## Job
Extract every line of the listing below that contains the string "Emerging".
━━ Material supplied ━━
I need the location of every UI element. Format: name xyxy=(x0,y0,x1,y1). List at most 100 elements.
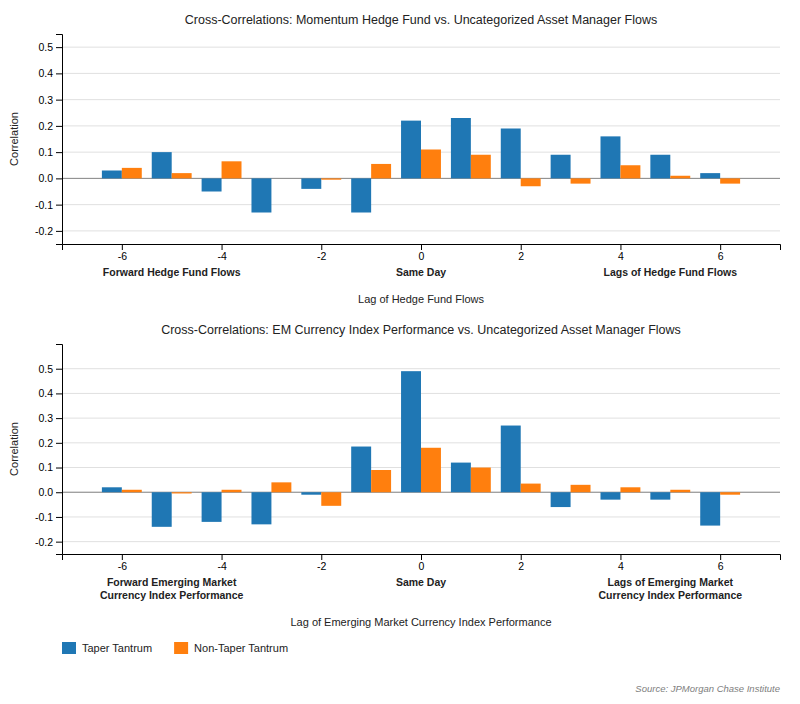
bar xyxy=(551,492,571,507)
grid-line xyxy=(62,541,780,542)
tick: -2 xyxy=(317,244,326,262)
tick-mark xyxy=(56,205,62,206)
annotation: Lags of Emerging MarketCurrency Index Pe… xyxy=(599,576,743,601)
tick-mark xyxy=(56,468,62,469)
tick-label: 6 xyxy=(718,560,724,572)
chart: Cross-Correlations: EM Currency Index Pe… xyxy=(8,323,781,628)
tick-label: 0 xyxy=(419,560,425,572)
chart-canvas: Cross-Correlations: Momentum Hedge Fund … xyxy=(0,0,800,704)
bar xyxy=(351,447,371,493)
bar xyxy=(401,121,421,179)
bar xyxy=(670,490,690,492)
tick: 0 xyxy=(419,554,425,572)
annotation: Same Day xyxy=(396,266,446,278)
bar xyxy=(720,492,740,494)
tick-mark xyxy=(56,418,62,419)
bar xyxy=(471,468,491,493)
tick: 0.3 xyxy=(38,93,62,105)
tick-mark xyxy=(521,554,522,560)
tick: -6 xyxy=(118,244,127,262)
tick-label: 2 xyxy=(518,250,524,262)
tick: 0 xyxy=(419,244,425,262)
bar xyxy=(301,178,321,189)
bar xyxy=(720,178,740,183)
grid-line xyxy=(62,204,780,205)
tick-mark xyxy=(56,231,62,232)
tick-mark xyxy=(56,100,62,101)
legend-label: Taper Tantrum xyxy=(82,642,152,654)
legend-swatch xyxy=(62,642,76,654)
tick-mark xyxy=(122,554,123,560)
bar xyxy=(401,371,421,492)
bar xyxy=(650,492,670,499)
tick: 2 xyxy=(518,554,524,572)
tick-label: 0.4 xyxy=(38,387,53,399)
bar xyxy=(152,152,172,178)
tick-label: -0.2 xyxy=(35,225,53,237)
tick-label: 0.3 xyxy=(38,93,53,105)
bar xyxy=(152,492,172,527)
bar xyxy=(650,155,670,179)
source-note: Source: JPMorgan Chase Institute xyxy=(635,683,780,694)
bar xyxy=(700,492,720,525)
chart-title: Cross-Correlations: Momentum Hedge Fund … xyxy=(185,13,657,27)
bar xyxy=(571,485,591,492)
tick-label: 4 xyxy=(618,560,624,572)
tick: 0.4 xyxy=(38,387,62,399)
tick-label: -6 xyxy=(118,560,127,572)
tick-label: -2 xyxy=(317,560,326,572)
tick: 0.0 xyxy=(38,486,62,498)
tick-label: 0.1 xyxy=(38,461,53,473)
tick-mark xyxy=(56,393,62,394)
tick: 0.1 xyxy=(38,146,62,158)
bar xyxy=(172,173,192,178)
tick-label: -4 xyxy=(217,560,226,572)
tick-mark xyxy=(620,244,621,250)
y-axis: -0.2-0.10.00.10.20.30.40.5 xyxy=(35,345,63,555)
tick-mark xyxy=(421,244,422,250)
tick-mark xyxy=(56,152,62,153)
tick-label: -0.2 xyxy=(35,536,53,548)
bar xyxy=(202,492,222,522)
bar xyxy=(451,118,471,178)
chart-title: Cross-Correlations: EM Currency Index Pe… xyxy=(161,323,681,337)
tick: 6 xyxy=(718,554,724,572)
bar xyxy=(620,487,640,492)
chart: Cross-Correlations: Momentum Hedge Fund … xyxy=(8,13,781,305)
axis-line xyxy=(56,35,63,245)
annotation: Same Day xyxy=(396,576,446,588)
grid xyxy=(62,47,780,231)
annotation: Forward Hedge Fund Flows xyxy=(103,266,241,278)
axis-line xyxy=(63,555,781,561)
tick-mark xyxy=(56,517,62,518)
tick-label: 0.0 xyxy=(38,486,53,498)
tick-mark xyxy=(321,554,322,560)
bar xyxy=(222,490,242,492)
legend-swatch xyxy=(174,642,188,654)
tick-label: -0.1 xyxy=(35,198,53,210)
tick-label: 0.2 xyxy=(38,120,53,132)
annotation: Lags of Hedge Fund Flows xyxy=(604,266,738,278)
bar xyxy=(251,492,271,524)
bar xyxy=(421,448,441,492)
axis-line xyxy=(63,245,781,251)
bar xyxy=(501,129,521,179)
tick: 4 xyxy=(618,554,624,572)
tick-label: 0.5 xyxy=(38,41,53,53)
tick-mark xyxy=(222,244,223,250)
bar xyxy=(551,155,571,179)
tick-label: 0.1 xyxy=(38,146,53,158)
annotation: Forward Emerging MarketCurrency Index Pe… xyxy=(100,576,244,601)
tick: 0.5 xyxy=(38,41,62,53)
x-axis-title: Lag of Hedge Fund Flows xyxy=(358,293,484,305)
tick-label: 0.0 xyxy=(38,172,53,184)
tick-mark xyxy=(521,244,522,250)
tick-mark xyxy=(56,443,62,444)
bar xyxy=(670,176,690,179)
bar xyxy=(301,492,321,494)
bar-series xyxy=(122,150,740,187)
tick-mark xyxy=(620,554,621,560)
legend-label: Non-Taper Tantrum xyxy=(194,642,288,654)
y-axis-title: Correlation xyxy=(8,112,20,166)
tick-mark xyxy=(56,126,62,127)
━━━
## The output
annotation: Lags of Emerging MarketCurrency Index Pe… xyxy=(599,576,743,601)
annotation: Forward Emerging MarketCurrency Index Pe… xyxy=(100,576,244,601)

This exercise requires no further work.